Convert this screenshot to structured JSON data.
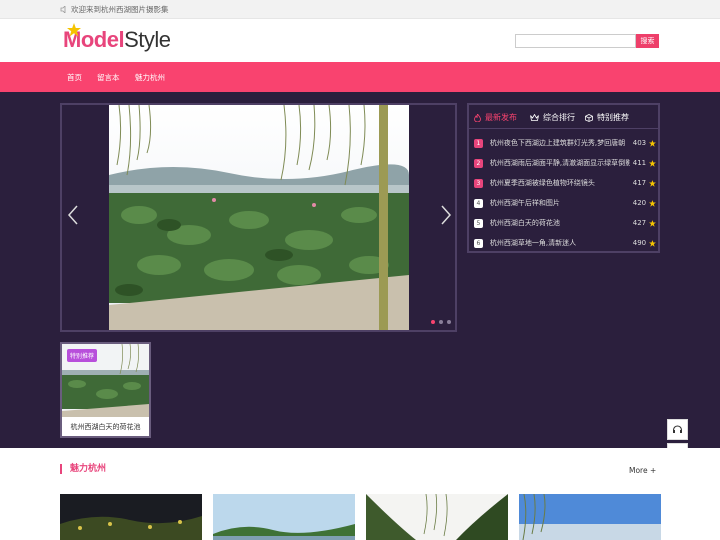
{
  "topbar": {
    "welcome": "欢迎来到杭州西湖图片摄影集"
  },
  "logo": {
    "part1": "Model",
    "part2": "Style"
  },
  "search": {
    "placeholder": "",
    "button": "搜索"
  },
  "nav": {
    "items": [
      "首页",
      "留言本",
      "魅力杭州"
    ]
  },
  "rank": {
    "tabs": [
      "最新发布",
      "综合排行",
      "特别推荐"
    ],
    "items": [
      {
        "num": "1",
        "title": "杭州夜色下西湖边上建筑群灯光秀,梦回唐朝",
        "score": "403"
      },
      {
        "num": "2",
        "title": "杭州西湖雨后湖面平静,清澈湖面显示绿草倒影",
        "score": "411"
      },
      {
        "num": "3",
        "title": "杭州夏季西湖被绿色植物环绕镜头",
        "score": "417"
      },
      {
        "num": "4",
        "title": "杭州西湖午后祥和图片",
        "score": "420"
      },
      {
        "num": "5",
        "title": "杭州西湖白天的荷花池",
        "score": "427"
      },
      {
        "num": "6",
        "title": "杭州西湖草地一角,清新迷人",
        "score": "490"
      }
    ]
  },
  "feature": {
    "badge": "特别推荐",
    "caption": "杭州西湖白天的荷花池"
  },
  "section": {
    "title": "魅力杭州",
    "more": "More +"
  },
  "colors": {
    "accent": "#f9436f",
    "dark_bg": "#2b1f3d",
    "badge": "#b84fdb"
  }
}
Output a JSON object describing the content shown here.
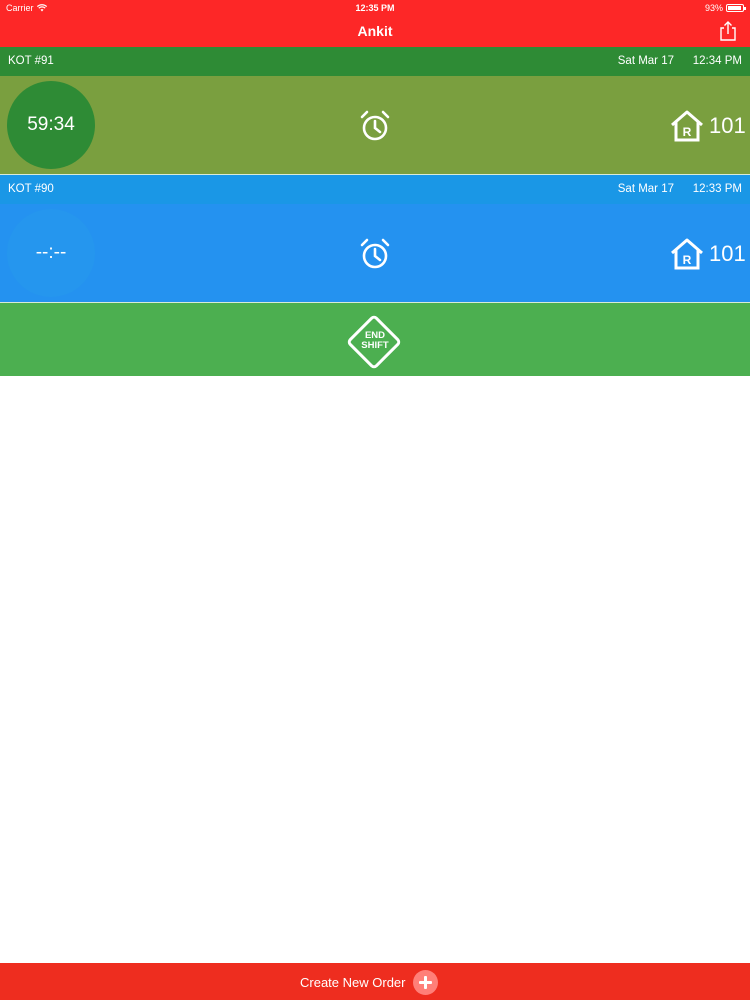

> _PROMPT_
In the material above, how many lines hold the word "杭州西湖白天的荷花池"? Say only the number.

> _ANSWER TO THIS TASK_
2